• Supplied text:
Assignment 8, due Oct 24

Part of the homework for 22C:60, Fall 2008
by Douglas W. Jones
THE UNIVERSITY OF IOWA Department of Computer Science

Remember to write your name on what you turn in! Homework must be turned in on paper and in class!

Homework

  1. Background: Consider the problem of designing a logic circuit to compare two two-bit words. This circuit has 4 inputs, 2 groups of 2, call them a0, a1, b0, and b1, and 1 output c. The output is true when the 2-bit value a equals the 2-bit value b.

    a) Draw out the truth table for this logic circuit. (0.2 points)

    b) Design a circuit that performs this comparison using two exclusive-or gates to perform the comparison and just one more gate to combine their outputs. (0.2 points)

    c) Evaluate the speed of the above circuit, in terms of the number of gates a change in the input must pass through to make a change in the output. The longest path from input to output determines the answer, and in speed evaluations, it is safe to assume that the exclusive or gates are made of and, or, nand, nor, and not gates. (0.2 points)

• Raw data:
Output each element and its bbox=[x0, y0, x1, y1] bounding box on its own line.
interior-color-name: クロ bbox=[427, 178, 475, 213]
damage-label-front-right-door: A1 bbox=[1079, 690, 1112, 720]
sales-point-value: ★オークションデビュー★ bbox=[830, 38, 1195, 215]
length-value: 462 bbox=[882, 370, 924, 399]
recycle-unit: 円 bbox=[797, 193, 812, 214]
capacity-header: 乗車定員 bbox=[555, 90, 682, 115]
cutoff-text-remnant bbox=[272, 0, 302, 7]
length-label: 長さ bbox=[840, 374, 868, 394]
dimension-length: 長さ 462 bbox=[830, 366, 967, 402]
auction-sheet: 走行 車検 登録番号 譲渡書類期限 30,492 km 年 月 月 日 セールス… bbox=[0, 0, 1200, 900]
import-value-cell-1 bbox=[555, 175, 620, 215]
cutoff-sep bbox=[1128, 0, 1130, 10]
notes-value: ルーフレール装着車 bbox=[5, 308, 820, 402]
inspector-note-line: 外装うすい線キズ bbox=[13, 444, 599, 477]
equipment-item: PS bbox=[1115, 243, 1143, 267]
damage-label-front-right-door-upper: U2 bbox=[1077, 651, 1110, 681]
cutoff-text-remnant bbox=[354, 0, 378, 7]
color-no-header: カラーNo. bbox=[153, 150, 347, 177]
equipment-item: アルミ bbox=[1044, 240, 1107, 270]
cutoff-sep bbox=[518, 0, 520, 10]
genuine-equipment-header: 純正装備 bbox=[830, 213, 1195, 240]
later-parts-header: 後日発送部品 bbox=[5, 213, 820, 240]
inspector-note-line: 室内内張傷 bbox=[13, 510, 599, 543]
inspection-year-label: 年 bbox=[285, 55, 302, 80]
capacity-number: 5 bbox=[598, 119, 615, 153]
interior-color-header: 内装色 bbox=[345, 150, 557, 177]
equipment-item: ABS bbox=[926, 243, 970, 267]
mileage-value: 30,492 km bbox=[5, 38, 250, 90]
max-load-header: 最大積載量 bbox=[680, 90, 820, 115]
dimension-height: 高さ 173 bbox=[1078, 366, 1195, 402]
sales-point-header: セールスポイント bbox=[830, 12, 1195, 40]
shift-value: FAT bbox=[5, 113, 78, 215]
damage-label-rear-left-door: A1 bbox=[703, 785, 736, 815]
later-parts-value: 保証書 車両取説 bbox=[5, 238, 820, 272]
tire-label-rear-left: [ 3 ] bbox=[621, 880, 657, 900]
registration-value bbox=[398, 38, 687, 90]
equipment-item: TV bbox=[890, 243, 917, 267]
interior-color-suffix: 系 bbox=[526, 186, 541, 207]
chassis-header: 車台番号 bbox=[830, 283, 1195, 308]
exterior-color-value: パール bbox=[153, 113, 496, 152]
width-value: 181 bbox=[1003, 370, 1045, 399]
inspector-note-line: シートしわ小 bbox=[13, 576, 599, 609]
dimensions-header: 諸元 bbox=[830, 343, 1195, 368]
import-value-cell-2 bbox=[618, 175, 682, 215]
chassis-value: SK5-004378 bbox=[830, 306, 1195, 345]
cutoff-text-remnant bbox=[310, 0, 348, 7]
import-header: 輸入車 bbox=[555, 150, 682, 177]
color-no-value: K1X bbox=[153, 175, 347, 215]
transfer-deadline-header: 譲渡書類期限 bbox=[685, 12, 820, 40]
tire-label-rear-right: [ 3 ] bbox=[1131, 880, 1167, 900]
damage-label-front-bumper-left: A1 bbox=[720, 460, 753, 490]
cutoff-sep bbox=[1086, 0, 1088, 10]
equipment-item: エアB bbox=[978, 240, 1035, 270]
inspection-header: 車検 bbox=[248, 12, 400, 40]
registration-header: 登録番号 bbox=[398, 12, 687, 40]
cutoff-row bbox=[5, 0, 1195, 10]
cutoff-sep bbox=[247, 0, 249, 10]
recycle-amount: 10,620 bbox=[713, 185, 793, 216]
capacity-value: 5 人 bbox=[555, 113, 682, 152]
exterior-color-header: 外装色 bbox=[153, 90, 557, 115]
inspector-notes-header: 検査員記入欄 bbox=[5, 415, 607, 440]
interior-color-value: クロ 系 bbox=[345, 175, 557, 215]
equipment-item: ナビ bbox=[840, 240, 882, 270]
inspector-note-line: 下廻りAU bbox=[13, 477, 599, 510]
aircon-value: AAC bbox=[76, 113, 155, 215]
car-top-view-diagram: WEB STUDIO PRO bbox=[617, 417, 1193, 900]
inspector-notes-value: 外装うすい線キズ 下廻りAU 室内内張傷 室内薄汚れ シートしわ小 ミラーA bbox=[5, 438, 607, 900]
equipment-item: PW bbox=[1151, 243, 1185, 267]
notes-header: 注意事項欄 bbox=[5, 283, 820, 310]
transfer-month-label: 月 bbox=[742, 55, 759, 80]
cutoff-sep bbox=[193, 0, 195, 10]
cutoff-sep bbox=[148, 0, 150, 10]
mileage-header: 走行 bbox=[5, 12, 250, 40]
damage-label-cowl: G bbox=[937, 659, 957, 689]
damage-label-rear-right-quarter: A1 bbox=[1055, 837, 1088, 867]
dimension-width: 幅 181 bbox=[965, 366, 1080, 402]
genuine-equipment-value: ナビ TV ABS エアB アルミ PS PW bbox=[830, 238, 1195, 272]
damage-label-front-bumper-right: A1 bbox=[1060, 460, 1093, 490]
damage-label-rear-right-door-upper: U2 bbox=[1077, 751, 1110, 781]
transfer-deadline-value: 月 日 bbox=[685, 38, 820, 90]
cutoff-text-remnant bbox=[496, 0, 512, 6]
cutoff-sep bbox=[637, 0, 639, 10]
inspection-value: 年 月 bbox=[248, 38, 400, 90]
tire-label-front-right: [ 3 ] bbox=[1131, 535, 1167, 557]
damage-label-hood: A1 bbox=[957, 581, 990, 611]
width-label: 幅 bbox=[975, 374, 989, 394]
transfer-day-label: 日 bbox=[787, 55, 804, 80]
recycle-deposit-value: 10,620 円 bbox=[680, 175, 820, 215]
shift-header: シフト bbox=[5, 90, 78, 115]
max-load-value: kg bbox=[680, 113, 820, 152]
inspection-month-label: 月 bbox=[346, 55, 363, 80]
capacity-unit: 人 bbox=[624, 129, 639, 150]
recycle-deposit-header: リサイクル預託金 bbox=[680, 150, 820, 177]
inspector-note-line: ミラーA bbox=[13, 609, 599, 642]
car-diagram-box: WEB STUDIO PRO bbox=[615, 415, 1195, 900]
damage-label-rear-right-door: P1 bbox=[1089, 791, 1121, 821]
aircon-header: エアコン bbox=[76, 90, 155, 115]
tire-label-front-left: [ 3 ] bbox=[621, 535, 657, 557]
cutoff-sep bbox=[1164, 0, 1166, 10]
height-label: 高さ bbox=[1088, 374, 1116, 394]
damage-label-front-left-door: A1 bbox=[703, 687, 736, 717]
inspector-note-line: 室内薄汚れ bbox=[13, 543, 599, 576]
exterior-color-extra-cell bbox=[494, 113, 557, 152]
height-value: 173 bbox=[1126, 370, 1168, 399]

• Directions:
1) From the homework assignment text above, copy word for word the part that opens with "b) Design a" and closes with "outputs. (0.2 points)".
2) Write the next part of the homework assignment text, picking up after its last sentence.

• Answers to the problems:
1)
b) Design a circuit that performs this comparison using two exclusive-or gates to perform the comparison and just one more gate to combine their outputs. (0.2 points)

2)
    d) Present a design for a circuit that implements the desired function with only 3 levels of delay. Do this by examining the circuit you constructed in order to answer part c above and optimize it by performing some algebraic simplifications that result in a 3-level circuit. (0.2 points)

    e) Suppose you used the brute force approach to converting the truth table into a 3-level circuit, with an and array and an or array. How many inverters, and gates and or gates does this circuit require. The answer can be determined by examination of the truth table. (0.2 points)

  2. A question: Give the truth table for one bit position of a subtractor, where each bit position has a subtrahend input, a minuend input and a borrow input, and each bit postion has a difference output and a borrow output. The borrow output from each stage goes to the borrow input of the next most significant stage. Borrow equals true implies that this stage needs to borrow one from the next more significant stage. (1.0 points)

  3. A problem: Look at the multiplication algorithms given at the start of Chapter 9. What is the minimum set of operations that the arithmetic logic unit must support in order to allow these algorithms to be implemented? The very first SMAL Hawk example multiply algorithm may be the most useful starting place for thinking about this. (0.5 points)

  4. A problem: Write the fastest possible Hawk code to multiply by 53. (0.5 points)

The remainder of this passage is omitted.